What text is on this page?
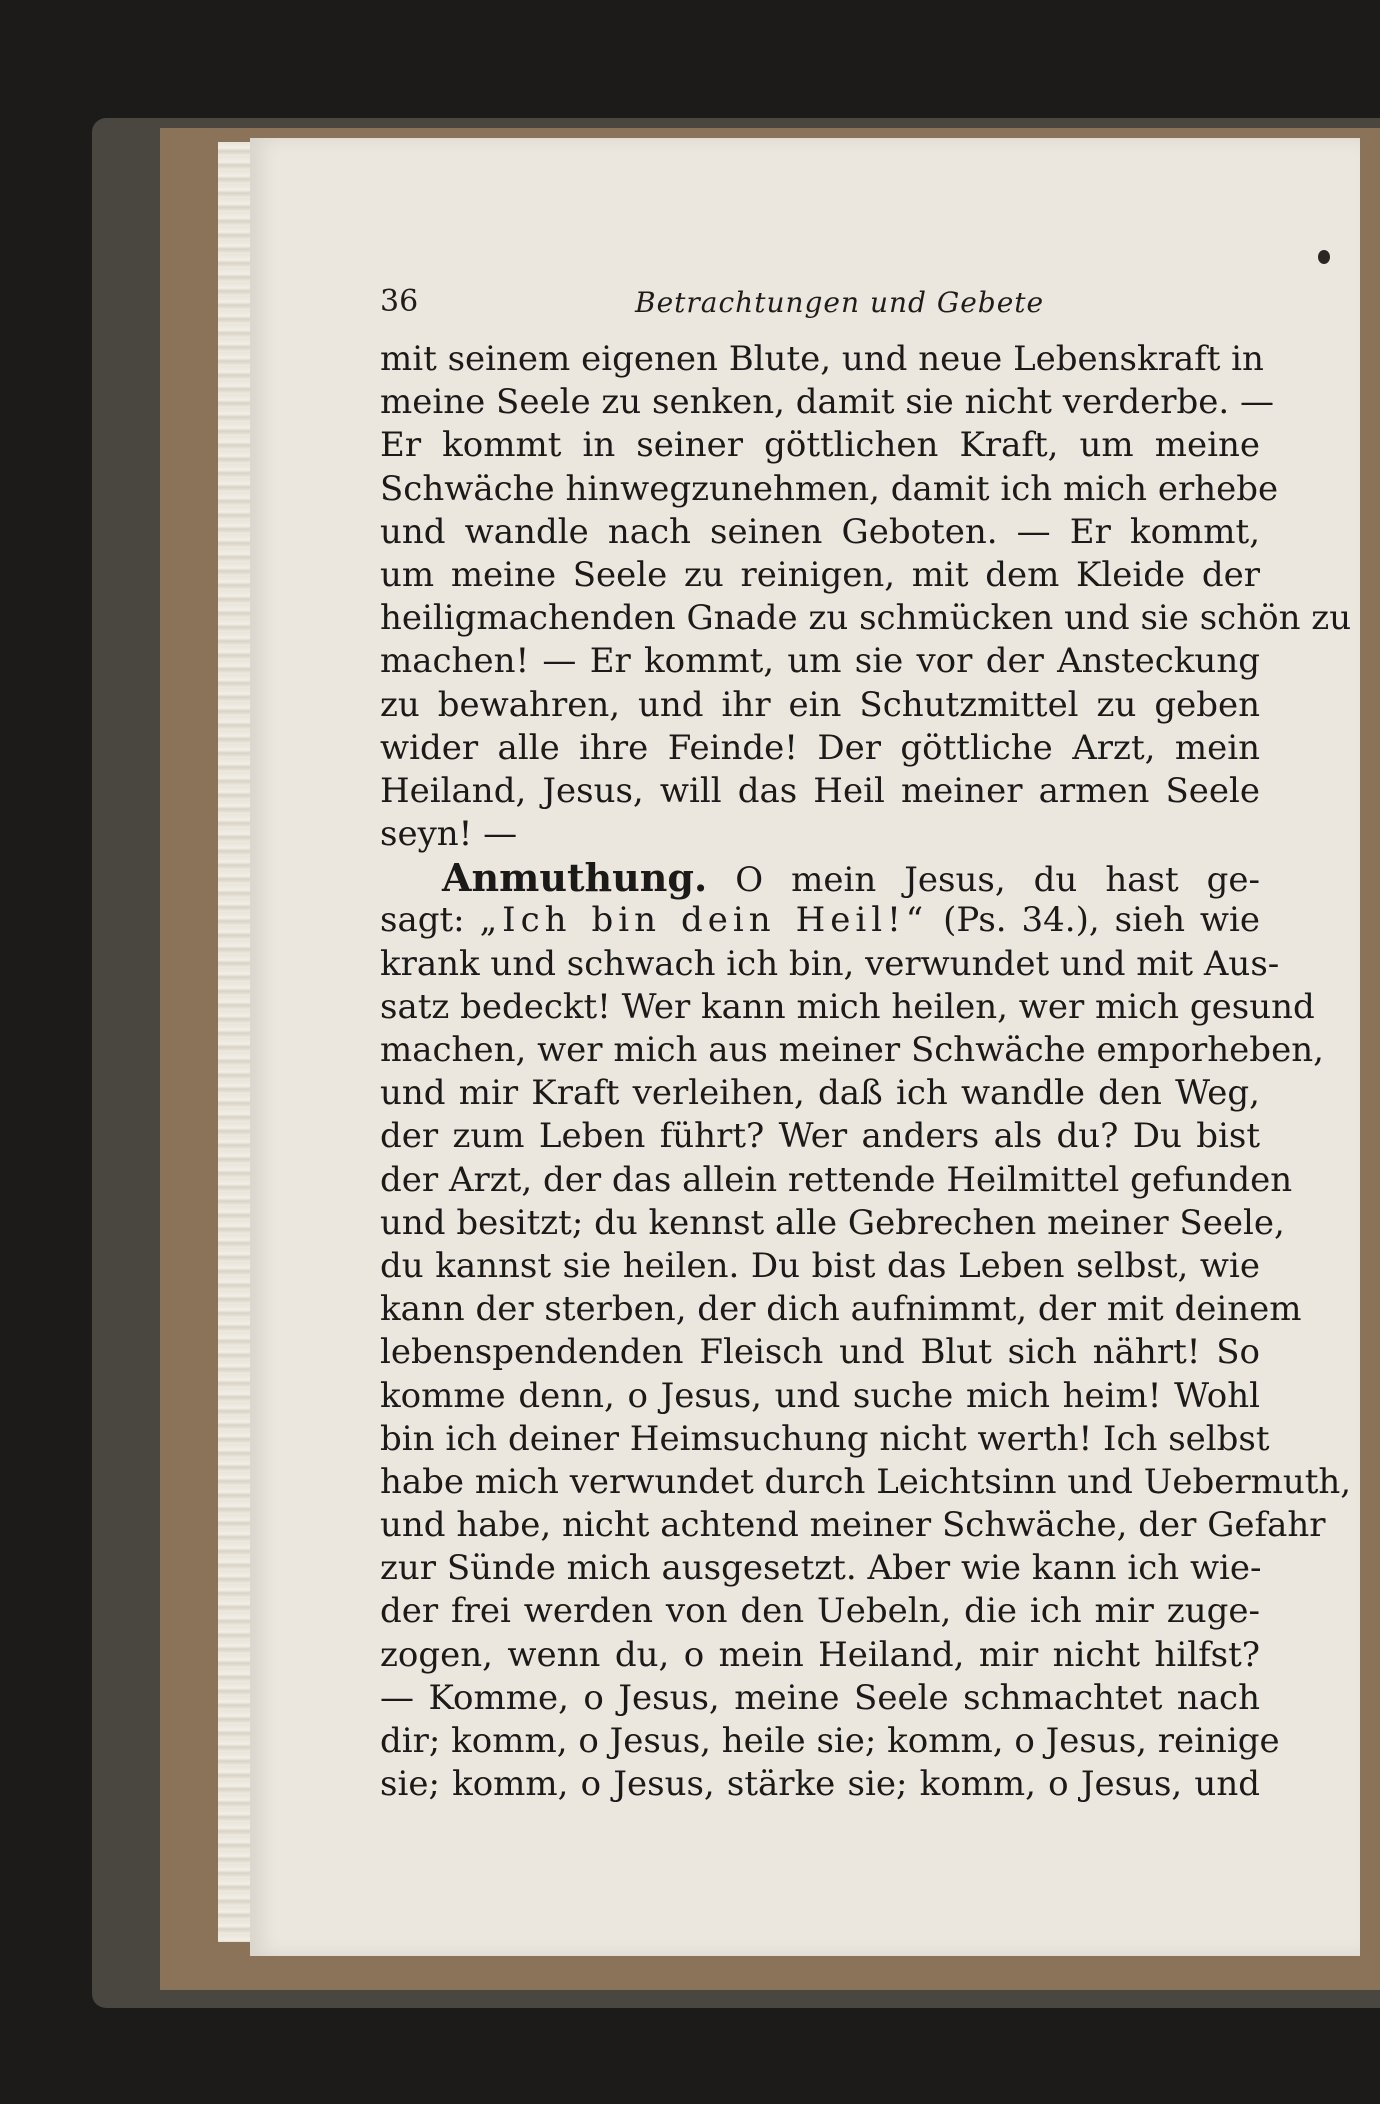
36	Betrachtungen und Gebete
mit seinem eigenen Blute, und neue Lebenskraft in
meine Seele zu senken, damit sie nicht verderbe. —
Er kommt in seiner göttlichen Kraft, um meine
Schwäche hinwegzunehmen, damit ich mich erhebe
und wandle nach seinen Geboten. — Er kommt,
um meine Seele zu reinigen, mit dem Kleide der
heiligmachenden Gnade zu schmücken und sie schön zu
machen! — Er kommt, um sie vor der Ansteckung
zu bewahren, und ihr ein Schutzmittel zu geben
wider alle ihre Feinde! Der göttliche Arzt, mein
Heiland, Jesus, will das Heil meiner armen Seele
seyn! —
Anmuthung. O mein Jesus, du hast ge-
sagt: „Ich bin dein Heil!“ (Ps. 34.), sieh wie
krank und schwach ich bin, verwundet und mit Aus-
satz bedeckt! Wer kann mich heilen, wer mich gesund
machen, wer mich aus meiner Schwäche emporheben,
und mir Kraft verleihen, daß ich wandle den Weg,
der zum Leben führt? Wer anders als du? Du bist
der Arzt, der das allein rettende Heilmittel gefunden
und besitzt; du kennst alle Gebrechen meiner Seele,
du kannst sie heilen. Du bist das Leben selbst, wie
kann der sterben, der dich aufnimmt, der mit deinem
lebenspendenden Fleisch und Blut sich nährt! So
komme denn, o Jesus, und suche mich heim! Wohl
bin ich deiner Heimsuchung nicht werth! Ich selbst
habe mich verwundet durch Leichtsinn und Uebermuth,
und habe, nicht achtend meiner Schwäche, der Gefahr
zur Sünde mich ausgesetzt. Aber wie kann ich wie-
der frei werden von den Uebeln, die ich mir zuge-
zogen, wenn du, o mein Heiland, mir nicht hilfst?
— Komme, o Jesus, meine Seele schmachtet nach
dir; komm, o Jesus, heile sie; komm, o Jesus, reinige
sie; komm, o Jesus, stärke sie; komm, o Jesus, und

■ AIM OF THE TASK: Copy the entries above faithfully and omit every image.

■ ANSWER IN FULL:
What text is on this page?
36	Betrachtungen und Gebete
mit seinem eigenen Blute, und neue Lebenskraft in
meine Seele zu senken, damit sie nicht verderbe. —
Er kommt in seiner göttlichen Kraft, um meine
Schwäche hinwegzunehmen, damit ich mich erhebe
und wandle nach seinen Geboten. — Er kommt,
um meine Seele zu reinigen, mit dem Kleide der
heiligmachenden Gnade zu schmücken und sie schön zu
machen! — Er kommt, um sie vor der Ansteckung
zu bewahren, und ihr ein Schutzmittel zu geben
wider alle ihre Feinde! Der göttliche Arzt, mein
Heiland, Jesus, will das Heil meiner armen Seele
seyn! —
Anmuthung. O mein Jesus, du hast ge-
sagt: „Ich bin dein Heil!“ (Ps. 34.), sieh wie
krank und schwach ich bin, verwundet und mit Aus-
satz bedeckt! Wer kann mich heilen, wer mich gesund
machen, wer mich aus meiner Schwäche emporheben,
und mir Kraft verleihen, daß ich wandle den Weg,
der zum Leben führt? Wer anders als du? Du bist
der Arzt, der das allein rettende Heilmittel gefunden
und besitzt; du kennst alle Gebrechen meiner Seele,
du kannst sie heilen. Du bist das Leben selbst, wie
kann der sterben, der dich aufnimmt, der mit deinem
lebenspendenden Fleisch und Blut sich nährt! So
komme denn, o Jesus, und suche mich heim! Wohl
bin ich deiner Heimsuchung nicht werth! Ich selbst
habe mich verwundet durch Leichtsinn und Uebermuth,
und habe, nicht achtend meiner Schwäche, der Gefahr
zur Sünde mich ausgesetzt. Aber wie kann ich wie-
der frei werden von den Uebeln, die ich mir zuge-
zogen, wenn du, o mein Heiland, mir nicht hilfst?
— Komme, o Jesus, meine Seele schmachtet nach
dir; komm, o Jesus, heile sie; komm, o Jesus, reinige
sie; komm, o Jesus, stärke sie; komm, o Jesus, und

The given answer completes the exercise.